---------- Available records ----------

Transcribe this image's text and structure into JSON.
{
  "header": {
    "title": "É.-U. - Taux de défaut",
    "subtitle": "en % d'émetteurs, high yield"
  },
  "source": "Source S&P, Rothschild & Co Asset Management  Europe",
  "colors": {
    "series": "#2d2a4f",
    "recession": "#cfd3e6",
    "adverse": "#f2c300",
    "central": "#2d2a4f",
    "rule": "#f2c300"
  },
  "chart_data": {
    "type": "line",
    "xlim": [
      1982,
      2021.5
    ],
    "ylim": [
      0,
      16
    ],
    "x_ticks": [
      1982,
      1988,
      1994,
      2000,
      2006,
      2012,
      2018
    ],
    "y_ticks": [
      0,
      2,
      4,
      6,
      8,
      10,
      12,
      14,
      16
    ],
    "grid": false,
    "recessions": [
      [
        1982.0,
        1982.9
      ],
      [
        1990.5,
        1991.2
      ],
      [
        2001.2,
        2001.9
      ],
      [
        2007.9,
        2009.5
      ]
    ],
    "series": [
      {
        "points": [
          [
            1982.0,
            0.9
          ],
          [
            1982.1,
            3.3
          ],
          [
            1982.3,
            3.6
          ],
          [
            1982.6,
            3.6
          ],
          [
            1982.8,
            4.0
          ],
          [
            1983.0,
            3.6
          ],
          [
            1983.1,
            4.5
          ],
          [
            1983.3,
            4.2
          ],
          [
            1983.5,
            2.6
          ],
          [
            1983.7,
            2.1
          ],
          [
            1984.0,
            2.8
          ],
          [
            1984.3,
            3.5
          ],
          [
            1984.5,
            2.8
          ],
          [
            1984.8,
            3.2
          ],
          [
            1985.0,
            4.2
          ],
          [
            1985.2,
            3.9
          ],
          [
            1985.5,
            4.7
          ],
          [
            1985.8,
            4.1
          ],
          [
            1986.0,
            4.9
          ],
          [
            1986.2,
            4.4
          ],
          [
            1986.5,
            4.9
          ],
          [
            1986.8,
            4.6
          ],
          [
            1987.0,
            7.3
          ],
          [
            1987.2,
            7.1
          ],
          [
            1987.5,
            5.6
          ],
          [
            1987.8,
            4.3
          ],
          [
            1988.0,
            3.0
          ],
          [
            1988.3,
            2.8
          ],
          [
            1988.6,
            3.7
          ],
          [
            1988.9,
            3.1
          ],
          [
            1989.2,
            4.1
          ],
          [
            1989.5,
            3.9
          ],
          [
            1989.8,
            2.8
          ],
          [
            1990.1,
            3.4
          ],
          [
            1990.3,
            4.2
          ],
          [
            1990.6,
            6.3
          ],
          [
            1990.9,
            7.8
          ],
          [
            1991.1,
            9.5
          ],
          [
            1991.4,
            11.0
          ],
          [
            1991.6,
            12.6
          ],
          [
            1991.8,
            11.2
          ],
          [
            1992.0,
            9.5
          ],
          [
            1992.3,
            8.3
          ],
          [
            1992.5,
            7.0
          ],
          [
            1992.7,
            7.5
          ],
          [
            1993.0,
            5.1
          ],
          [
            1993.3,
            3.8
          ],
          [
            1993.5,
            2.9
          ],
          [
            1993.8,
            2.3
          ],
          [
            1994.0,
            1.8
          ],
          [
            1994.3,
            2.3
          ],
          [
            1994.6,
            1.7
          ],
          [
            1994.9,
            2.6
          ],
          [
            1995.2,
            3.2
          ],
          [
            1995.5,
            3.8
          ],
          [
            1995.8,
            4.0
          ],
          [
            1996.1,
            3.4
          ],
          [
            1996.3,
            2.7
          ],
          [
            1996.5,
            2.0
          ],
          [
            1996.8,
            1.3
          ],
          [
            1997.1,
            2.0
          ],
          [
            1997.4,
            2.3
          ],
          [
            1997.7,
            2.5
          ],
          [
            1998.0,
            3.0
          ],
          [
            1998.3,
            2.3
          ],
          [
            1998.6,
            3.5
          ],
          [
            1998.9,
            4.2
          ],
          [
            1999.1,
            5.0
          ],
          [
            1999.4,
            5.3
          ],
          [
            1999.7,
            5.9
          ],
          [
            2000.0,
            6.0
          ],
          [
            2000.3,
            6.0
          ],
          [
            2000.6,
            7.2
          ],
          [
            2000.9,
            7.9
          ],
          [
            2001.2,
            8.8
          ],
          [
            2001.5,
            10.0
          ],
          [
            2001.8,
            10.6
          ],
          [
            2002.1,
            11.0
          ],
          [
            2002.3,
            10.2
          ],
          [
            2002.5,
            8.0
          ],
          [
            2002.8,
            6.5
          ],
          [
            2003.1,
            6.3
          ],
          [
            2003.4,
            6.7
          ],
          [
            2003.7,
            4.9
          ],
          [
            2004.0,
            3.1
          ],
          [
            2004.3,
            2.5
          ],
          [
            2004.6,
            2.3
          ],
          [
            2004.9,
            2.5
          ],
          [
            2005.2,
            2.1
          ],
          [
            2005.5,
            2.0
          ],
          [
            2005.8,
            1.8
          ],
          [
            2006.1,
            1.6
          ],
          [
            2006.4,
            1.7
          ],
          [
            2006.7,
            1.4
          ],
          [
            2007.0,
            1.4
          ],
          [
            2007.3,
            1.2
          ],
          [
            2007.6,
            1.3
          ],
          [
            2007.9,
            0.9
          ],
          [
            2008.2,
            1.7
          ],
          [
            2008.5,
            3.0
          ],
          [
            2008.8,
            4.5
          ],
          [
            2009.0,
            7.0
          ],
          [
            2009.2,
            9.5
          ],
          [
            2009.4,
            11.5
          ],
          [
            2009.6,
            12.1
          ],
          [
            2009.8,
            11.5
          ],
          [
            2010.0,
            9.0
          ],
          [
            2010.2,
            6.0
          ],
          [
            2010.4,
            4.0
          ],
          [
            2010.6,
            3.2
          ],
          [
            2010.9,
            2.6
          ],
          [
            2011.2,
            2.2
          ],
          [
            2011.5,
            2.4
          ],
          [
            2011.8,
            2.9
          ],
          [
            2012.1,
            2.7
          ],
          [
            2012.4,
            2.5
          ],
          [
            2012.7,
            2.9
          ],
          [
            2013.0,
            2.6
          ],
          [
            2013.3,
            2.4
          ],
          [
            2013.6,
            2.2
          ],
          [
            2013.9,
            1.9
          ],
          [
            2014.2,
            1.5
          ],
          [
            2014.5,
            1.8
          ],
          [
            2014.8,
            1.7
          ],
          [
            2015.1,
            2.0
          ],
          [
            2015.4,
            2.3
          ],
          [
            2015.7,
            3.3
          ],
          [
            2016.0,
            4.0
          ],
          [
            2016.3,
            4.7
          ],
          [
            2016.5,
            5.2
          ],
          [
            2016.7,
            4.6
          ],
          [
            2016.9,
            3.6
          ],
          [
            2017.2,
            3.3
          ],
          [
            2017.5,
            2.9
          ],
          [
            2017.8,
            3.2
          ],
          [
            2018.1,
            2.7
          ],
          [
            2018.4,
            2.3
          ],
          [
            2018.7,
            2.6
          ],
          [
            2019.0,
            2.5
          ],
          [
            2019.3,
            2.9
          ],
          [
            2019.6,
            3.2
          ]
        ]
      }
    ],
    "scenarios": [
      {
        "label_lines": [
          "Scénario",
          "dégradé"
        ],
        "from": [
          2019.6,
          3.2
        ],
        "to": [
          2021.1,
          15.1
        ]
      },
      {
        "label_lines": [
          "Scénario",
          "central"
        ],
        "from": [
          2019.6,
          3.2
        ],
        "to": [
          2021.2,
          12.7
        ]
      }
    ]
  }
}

----------

• Direction
Repeat every entry exactly, please.

• Complete answer
Transcribe this image's text and structure into JSON.
{
  "header": {
    "title": "É.-U. - Taux de défaut",
    "subtitle": "en % d'émetteurs, high yield"
  },
  "source": "Source S&P, Rothschild & Co Asset Management  Europe",
  "colors": {
    "series": "#2d2a4f",
    "recession": "#cfd3e6",
    "adverse": "#f2c300",
    "central": "#2d2a4f",
    "rule": "#f2c300"
  },
  "chart_data": {
    "type": "line",
    "xlim": [
      1982,
      2021.5
    ],
    "ylim": [
      0,
      16
    ],
    "x_ticks": [
      1982,
      1988,
      1994,
      2000,
      2006,
      2012,
      2018
    ],
    "y_ticks": [
      0,
      2,
      4,
      6,
      8,
      10,
      12,
      14,
      16
    ],
    "grid": false,
    "recessions": [
      [
        1982.0,
        1982.9
      ],
      [
        1990.5,
        1991.2
      ],
      [
        2001.2,
        2001.9
      ],
      [
        2007.9,
        2009.5
      ]
    ],
    "series": [
      {
        "points": [
          [
            1982.0,
            0.9
          ],
          [
            1982.1,
            3.3
          ],
          [
            1982.3,
            3.6
          ],
          [
            1982.6,
            3.6
          ],
          [
            1982.8,
            4.0
          ],
          [
            1983.0,
            3.6
          ],
          [
            1983.1,
            4.5
          ],
          [
            1983.3,
            4.2
          ],
          [
            1983.5,
            2.6
          ],
          [
            1983.7,
            2.1
          ],
          [
            1984.0,
            2.8
          ],
          [
            1984.3,
            3.5
          ],
          [
            1984.5,
            2.8
          ],
          [
            1984.8,
            3.2
          ],
          [
            1985.0,
            4.2
          ],
          [
            1985.2,
            3.9
          ],
          [
            1985.5,
            4.7
          ],
          [
            1985.8,
            4.1
          ],
          [
            1986.0,
            4.9
          ],
          [
            1986.2,
            4.4
          ],
          [
            1986.5,
            4.9
          ],
          [
            1986.8,
            4.6
          ],
          [
            1987.0,
            7.3
          ],
          [
            1987.2,
            7.1
          ],
          [
            1987.5,
            5.6
          ],
          [
            1987.8,
            4.3
          ],
          [
            1988.0,
            3.0
          ],
          [
            1988.3,
            2.8
          ],
          [
            1988.6,
            3.7
          ],
          [
            1988.9,
            3.1
          ],
          [
            1989.2,
            4.1
          ],
          [
            1989.5,
            3.9
          ],
          [
            1989.8,
            2.8
          ],
          [
            1990.1,
            3.4
          ],
          [
            1990.3,
            4.2
          ],
          [
            1990.6,
            6.3
          ],
          [
            1990.9,
            7.8
          ],
          [
            1991.1,
            9.5
          ],
          [
            1991.4,
            11.0
          ],
          [
            1991.6,
            12.6
          ],
          [
            1991.8,
            11.2
          ],
          [
            1992.0,
            9.5
          ],
          [
            1992.3,
            8.3
          ],
          [
            1992.5,
            7.0
          ],
          [
            1992.7,
            7.5
          ],
          [
            1993.0,
            5.1
          ],
          [
            1993.3,
            3.8
          ],
          [
            1993.5,
            2.9
          ],
          [
            1993.8,
            2.3
          ],
          [
            1994.0,
            1.8
          ],
          [
            1994.3,
            2.3
          ],
          [
            1994.6,
            1.7
          ],
          [
            1994.9,
            2.6
          ],
          [
            1995.2,
            3.2
          ],
          [
            1995.5,
            3.8
          ],
          [
            1995.8,
            4.0
          ],
          [
            1996.1,
            3.4
          ],
          [
            1996.3,
            2.7
          ],
          [
            1996.5,
            2.0
          ],
          [
            1996.8,
            1.3
          ],
          [
            1997.1,
            2.0
          ],
          [
            1997.4,
            2.3
          ],
          [
            1997.7,
            2.5
          ],
          [
            1998.0,
            3.0
          ],
          [
            1998.3,
            2.3
          ],
          [
            1998.6,
            3.5
          ],
          [
            1998.9,
            4.2
          ],
          [
            1999.1,
            5.0
          ],
          [
            1999.4,
            5.3
          ],
          [
            1999.7,
            5.9
          ],
          [
            2000.0,
            6.0
          ],
          [
            2000.3,
            6.0
          ],
          [
            2000.6,
            7.2
          ],
          [
            2000.9,
            7.9
          ],
          [
            2001.2,
            8.8
          ],
          [
            2001.5,
            10.0
          ],
          [
            2001.8,
            10.6
          ],
          [
            2002.1,
            11.0
          ],
          [
            2002.3,
            10.2
          ],
          [
            2002.5,
            8.0
          ],
          [
            2002.8,
            6.5
          ],
          [
            2003.1,
            6.3
          ],
          [
            2003.4,
            6.7
          ],
          [
            2003.7,
            4.9
          ],
          [
            2004.0,
            3.1
          ],
          [
            2004.3,
            2.5
          ],
          [
            2004.6,
            2.3
          ],
          [
            2004.9,
            2.5
          ],
          [
            2005.2,
            2.1
          ],
          [
            2005.5,
            2.0
          ],
          [
            2005.8,
            1.8
          ],
          [
            2006.1,
            1.6
          ],
          [
            2006.4,
            1.7
          ],
          [
            2006.7,
            1.4
          ],
          [
            2007.0,
            1.4
          ],
          [
            2007.3,
            1.2
          ],
          [
            2007.6,
            1.3
          ],
          [
            2007.9,
            0.9
          ],
          [
            2008.2,
            1.7
          ],
          [
            2008.5,
            3.0
          ],
          [
            2008.8,
            4.5
          ],
          [
            2009.0,
            7.0
          ],
          [
            2009.2,
            9.5
          ],
          [
            2009.4,
            11.5
          ],
          [
            2009.6,
            12.1
          ],
          [
            2009.8,
            11.5
          ],
          [
            2010.0,
            9.0
          ],
          [
            2010.2,
            6.0
          ],
          [
            2010.4,
            4.0
          ],
          [
            2010.6,
            3.2
          ],
          [
            2010.9,
            2.6
          ],
          [
            2011.2,
            2.2
          ],
          [
            2011.5,
            2.4
          ],
          [
            2011.8,
            2.9
          ],
          [
            2012.1,
            2.7
          ],
          [
            2012.4,
            2.5
          ],
          [
            2012.7,
            2.9
          ],
          [
            2013.0,
            2.6
          ],
          [
            2013.3,
            2.4
          ],
          [
            2013.6,
            2.2
          ],
          [
            2013.9,
            1.9
          ],
          [
            2014.2,
            1.5
          ],
          [
            2014.5,
            1.8
          ],
          [
            2014.8,
            1.7
          ],
          [
            2015.1,
            2.0
          ],
          [
            2015.4,
            2.3
          ],
          [
            2015.7,
            3.3
          ],
          [
            2016.0,
            4.0
          ],
          [
            2016.3,
            4.7
          ],
          [
            2016.5,
            5.2
          ],
          [
            2016.7,
            4.6
          ],
          [
            2016.9,
            3.6
          ],
          [
            2017.2,
            3.3
          ],
          [
            2017.5,
            2.9
          ],
          [
            2017.8,
            3.2
          ],
          [
            2018.1,
            2.7
          ],
          [
            2018.4,
            2.3
          ],
          [
            2018.7,
            2.6
          ],
          [
            2019.0,
            2.5
          ],
          [
            2019.3,
            2.9
          ],
          [
            2019.6,
            3.2
          ]
        ]
      }
    ],
    "scenarios": [
      {
        "label_lines": [
          "Scénario",
          "dégradé"
        ],
        "from": [
          2019.6,
          3.2
        ],
        "to": [
          2021.1,
          15.1
        ]
      },
      {
        "label_lines": [
          "Scénario",
          "central"
        ],
        "from": [
          2019.6,
          3.2
        ],
        "to": [
          2021.2,
          12.7
        ]
      }
    ]
  }
}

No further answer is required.